### Extracted material

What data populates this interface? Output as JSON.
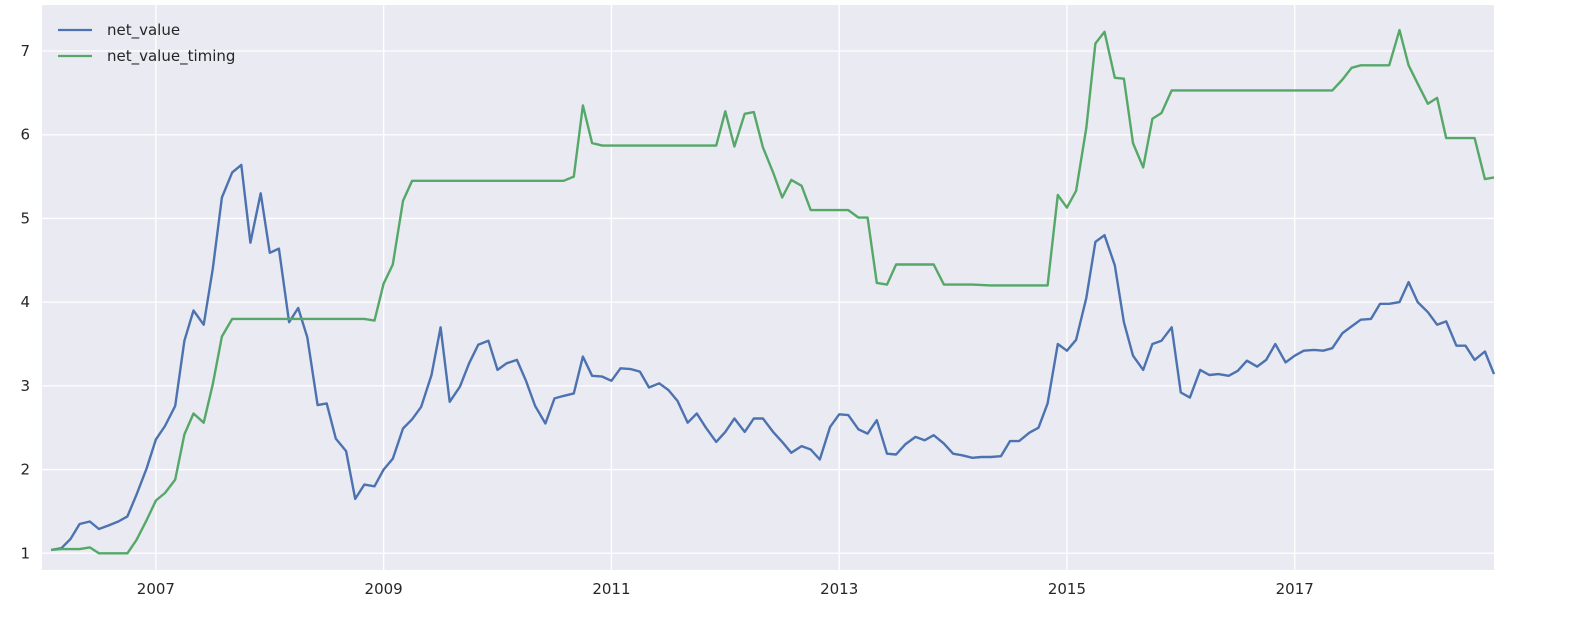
{
  "chart_data": {
    "type": "line",
    "title": "",
    "xlabel": "",
    "ylabel": "",
    "xlim": [
      2006.0,
      2018.75
    ],
    "ylim": [
      0.8,
      7.55
    ],
    "x_ticks": [
      2007,
      2009,
      2011,
      2013,
      2015,
      2017
    ],
    "x_tick_labels": [
      "2007",
      "2009",
      "2011",
      "2013",
      "2015",
      "2017"
    ],
    "y_ticks": [
      1,
      2,
      3,
      4,
      5,
      6,
      7
    ],
    "y_tick_labels": [
      "1",
      "2",
      "3",
      "4",
      "5",
      "6",
      "7"
    ],
    "grid": true,
    "legend_position": "top-left",
    "series": [
      {
        "name": "net_value",
        "color": "#4c72b0",
        "points": [
          [
            2006.08,
            1.04
          ],
          [
            2006.17,
            1.06
          ],
          [
            2006.25,
            1.17
          ],
          [
            2006.33,
            1.35
          ],
          [
            2006.42,
            1.38
          ],
          [
            2006.5,
            1.29
          ],
          [
            2006.58,
            1.33
          ],
          [
            2006.67,
            1.38
          ],
          [
            2006.75,
            1.44
          ],
          [
            2006.83,
            1.7
          ],
          [
            2006.92,
            2.02
          ],
          [
            2007.0,
            2.36
          ],
          [
            2007.08,
            2.52
          ],
          [
            2007.17,
            2.76
          ],
          [
            2007.25,
            3.54
          ],
          [
            2007.33,
            3.9
          ],
          [
            2007.42,
            3.73
          ],
          [
            2007.5,
            4.4
          ],
          [
            2007.58,
            5.25
          ],
          [
            2007.67,
            5.55
          ],
          [
            2007.75,
            5.64
          ],
          [
            2007.83,
            4.71
          ],
          [
            2007.92,
            5.3
          ],
          [
            2008.0,
            4.59
          ],
          [
            2008.08,
            4.64
          ],
          [
            2008.17,
            3.76
          ],
          [
            2008.25,
            3.93
          ],
          [
            2008.33,
            3.58
          ],
          [
            2008.42,
            2.77
          ],
          [
            2008.5,
            2.79
          ],
          [
            2008.58,
            2.37
          ],
          [
            2008.67,
            2.22
          ],
          [
            2008.75,
            1.65
          ],
          [
            2008.83,
            1.82
          ],
          [
            2008.92,
            1.8
          ],
          [
            2009.0,
            2.0
          ],
          [
            2009.08,
            2.13
          ],
          [
            2009.17,
            2.49
          ],
          [
            2009.25,
            2.6
          ],
          [
            2009.33,
            2.75
          ],
          [
            2009.42,
            3.13
          ],
          [
            2009.5,
            3.7
          ],
          [
            2009.58,
            2.81
          ],
          [
            2009.67,
            2.99
          ],
          [
            2009.75,
            3.27
          ],
          [
            2009.83,
            3.49
          ],
          [
            2009.92,
            3.54
          ],
          [
            2010.0,
            3.19
          ],
          [
            2010.08,
            3.27
          ],
          [
            2010.17,
            3.31
          ],
          [
            2010.25,
            3.06
          ],
          [
            2010.33,
            2.76
          ],
          [
            2010.42,
            2.55
          ],
          [
            2010.5,
            2.85
          ],
          [
            2010.58,
            2.88
          ],
          [
            2010.67,
            2.91
          ],
          [
            2010.75,
            3.35
          ],
          [
            2010.83,
            3.12
          ],
          [
            2010.92,
            3.11
          ],
          [
            2011.0,
            3.06
          ],
          [
            2011.08,
            3.21
          ],
          [
            2011.17,
            3.2
          ],
          [
            2011.25,
            3.17
          ],
          [
            2011.33,
            2.98
          ],
          [
            2011.42,
            3.03
          ],
          [
            2011.5,
            2.95
          ],
          [
            2011.58,
            2.82
          ],
          [
            2011.67,
            2.56
          ],
          [
            2011.75,
            2.67
          ],
          [
            2011.83,
            2.5
          ],
          [
            2011.92,
            2.33
          ],
          [
            2012.0,
            2.45
          ],
          [
            2012.08,
            2.61
          ],
          [
            2012.17,
            2.45
          ],
          [
            2012.25,
            2.61
          ],
          [
            2012.33,
            2.61
          ],
          [
            2012.42,
            2.45
          ],
          [
            2012.5,
            2.33
          ],
          [
            2012.58,
            2.2
          ],
          [
            2012.67,
            2.28
          ],
          [
            2012.75,
            2.24
          ],
          [
            2012.83,
            2.12
          ],
          [
            2012.92,
            2.51
          ],
          [
            2013.0,
            2.66
          ],
          [
            2013.08,
            2.65
          ],
          [
            2013.17,
            2.48
          ],
          [
            2013.25,
            2.43
          ],
          [
            2013.33,
            2.59
          ],
          [
            2013.42,
            2.19
          ],
          [
            2013.5,
            2.18
          ],
          [
            2013.58,
            2.3
          ],
          [
            2013.67,
            2.39
          ],
          [
            2013.75,
            2.35
          ],
          [
            2013.83,
            2.41
          ],
          [
            2013.92,
            2.31
          ],
          [
            2014.0,
            2.19
          ],
          [
            2014.08,
            2.17
          ],
          [
            2014.17,
            2.14
          ],
          [
            2014.25,
            2.15
          ],
          [
            2014.33,
            2.15
          ],
          [
            2014.42,
            2.16
          ],
          [
            2014.5,
            2.34
          ],
          [
            2014.58,
            2.34
          ],
          [
            2014.67,
            2.44
          ],
          [
            2014.75,
            2.5
          ],
          [
            2014.83,
            2.79
          ],
          [
            2014.92,
            3.5
          ],
          [
            2015.0,
            3.42
          ],
          [
            2015.08,
            3.55
          ],
          [
            2015.17,
            4.05
          ],
          [
            2015.25,
            4.72
          ],
          [
            2015.33,
            4.8
          ],
          [
            2015.42,
            4.44
          ],
          [
            2015.5,
            3.76
          ],
          [
            2015.58,
            3.36
          ],
          [
            2015.67,
            3.19
          ],
          [
            2015.75,
            3.5
          ],
          [
            2015.83,
            3.54
          ],
          [
            2015.92,
            3.7
          ],
          [
            2016.0,
            2.92
          ],
          [
            2016.08,
            2.86
          ],
          [
            2016.17,
            3.19
          ],
          [
            2016.25,
            3.13
          ],
          [
            2016.33,
            3.14
          ],
          [
            2016.42,
            3.12
          ],
          [
            2016.5,
            3.18
          ],
          [
            2016.58,
            3.3
          ],
          [
            2016.67,
            3.23
          ],
          [
            2016.75,
            3.31
          ],
          [
            2016.83,
            3.5
          ],
          [
            2016.92,
            3.28
          ],
          [
            2017.0,
            3.36
          ],
          [
            2017.08,
            3.42
          ],
          [
            2017.17,
            3.43
          ],
          [
            2017.25,
            3.42
          ],
          [
            2017.33,
            3.45
          ],
          [
            2017.42,
            3.63
          ],
          [
            2017.5,
            3.71
          ],
          [
            2017.58,
            3.79
          ],
          [
            2017.67,
            3.8
          ],
          [
            2017.75,
            3.98
          ],
          [
            2017.83,
            3.98
          ],
          [
            2017.92,
            4.0
          ],
          [
            2018.0,
            4.24
          ],
          [
            2018.08,
            4.0
          ],
          [
            2018.17,
            3.88
          ],
          [
            2018.25,
            3.73
          ],
          [
            2018.33,
            3.77
          ],
          [
            2018.42,
            3.48
          ],
          [
            2018.5,
            3.48
          ],
          [
            2018.58,
            3.31
          ],
          [
            2018.67,
            3.41
          ],
          [
            2018.75,
            3.14
          ]
        ]
      },
      {
        "name": "net_value_timing",
        "color": "#55a868",
        "points": [
          [
            2006.08,
            1.04
          ],
          [
            2006.17,
            1.05
          ],
          [
            2006.25,
            1.05
          ],
          [
            2006.33,
            1.05
          ],
          [
            2006.42,
            1.07
          ],
          [
            2006.5,
            1.0
          ],
          [
            2006.58,
            1.0
          ],
          [
            2006.67,
            1.0
          ],
          [
            2006.75,
            1.0
          ],
          [
            2006.83,
            1.16
          ],
          [
            2006.92,
            1.4
          ],
          [
            2007.0,
            1.63
          ],
          [
            2007.08,
            1.72
          ],
          [
            2007.17,
            1.88
          ],
          [
            2007.25,
            2.42
          ],
          [
            2007.33,
            2.67
          ],
          [
            2007.42,
            2.56
          ],
          [
            2007.5,
            3.02
          ],
          [
            2007.58,
            3.59
          ],
          [
            2007.67,
            3.8
          ],
          [
            2007.75,
            3.8
          ],
          [
            2008.0,
            3.8
          ],
          [
            2008.5,
            3.8
          ],
          [
            2008.83,
            3.8
          ],
          [
            2008.92,
            3.78
          ],
          [
            2009.0,
            4.22
          ],
          [
            2009.08,
            4.45
          ],
          [
            2009.17,
            5.21
          ],
          [
            2009.25,
            5.45
          ],
          [
            2009.33,
            5.45
          ],
          [
            2010.0,
            5.45
          ],
          [
            2010.58,
            5.45
          ],
          [
            2010.67,
            5.5
          ],
          [
            2010.75,
            6.35
          ],
          [
            2010.83,
            5.9
          ],
          [
            2010.92,
            5.87
          ],
          [
            2011.0,
            5.87
          ],
          [
            2011.5,
            5.87
          ],
          [
            2011.92,
            5.87
          ],
          [
            2012.0,
            6.28
          ],
          [
            2012.08,
            5.86
          ],
          [
            2012.17,
            6.25
          ],
          [
            2012.25,
            6.27
          ],
          [
            2012.33,
            5.85
          ],
          [
            2012.42,
            5.55
          ],
          [
            2012.5,
            5.25
          ],
          [
            2012.58,
            5.46
          ],
          [
            2012.67,
            5.39
          ],
          [
            2012.75,
            5.1
          ],
          [
            2012.83,
            5.1
          ],
          [
            2013.0,
            5.1
          ],
          [
            2013.08,
            5.1
          ],
          [
            2013.17,
            5.01
          ],
          [
            2013.25,
            5.01
          ],
          [
            2013.33,
            4.23
          ],
          [
            2013.42,
            4.21
          ],
          [
            2013.5,
            4.45
          ],
          [
            2013.58,
            4.45
          ],
          [
            2013.67,
            4.45
          ],
          [
            2013.83,
            4.45
          ],
          [
            2013.92,
            4.21
          ],
          [
            2014.0,
            4.21
          ],
          [
            2014.17,
            4.21
          ],
          [
            2014.33,
            4.2
          ],
          [
            2014.5,
            4.2
          ],
          [
            2014.67,
            4.2
          ],
          [
            2014.83,
            4.2
          ],
          [
            2014.92,
            5.28
          ],
          [
            2015.0,
            5.13
          ],
          [
            2015.08,
            5.33
          ],
          [
            2015.17,
            6.08
          ],
          [
            2015.25,
            7.09
          ],
          [
            2015.33,
            7.23
          ],
          [
            2015.42,
            6.68
          ],
          [
            2015.5,
            6.67
          ],
          [
            2015.58,
            5.9
          ],
          [
            2015.67,
            5.61
          ],
          [
            2015.75,
            6.19
          ],
          [
            2015.83,
            6.26
          ],
          [
            2015.92,
            6.53
          ],
          [
            2016.0,
            6.53
          ],
          [
            2016.5,
            6.53
          ],
          [
            2017.0,
            6.53
          ],
          [
            2017.33,
            6.53
          ],
          [
            2017.42,
            6.66
          ],
          [
            2017.5,
            6.8
          ],
          [
            2017.58,
            6.83
          ],
          [
            2017.67,
            6.83
          ],
          [
            2017.75,
            6.83
          ],
          [
            2017.83,
            6.83
          ],
          [
            2017.92,
            7.25
          ],
          [
            2018.0,
            6.83
          ],
          [
            2018.08,
            6.61
          ],
          [
            2018.17,
            6.37
          ],
          [
            2018.25,
            6.44
          ],
          [
            2018.33,
            5.96
          ],
          [
            2018.42,
            5.96
          ],
          [
            2018.5,
            5.96
          ],
          [
            2018.58,
            5.96
          ],
          [
            2018.67,
            5.47
          ],
          [
            2018.75,
            5.49
          ]
        ]
      }
    ]
  }
}
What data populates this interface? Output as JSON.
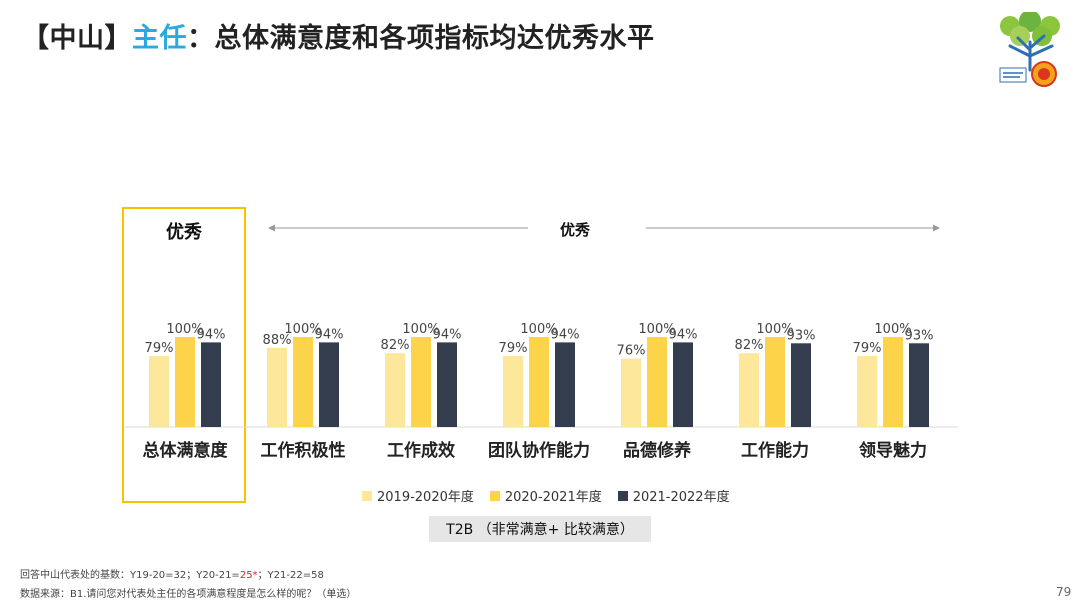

######

# The exercise
Say how many lines contain the string "name", giving nothing but the count.

# Result for this task
2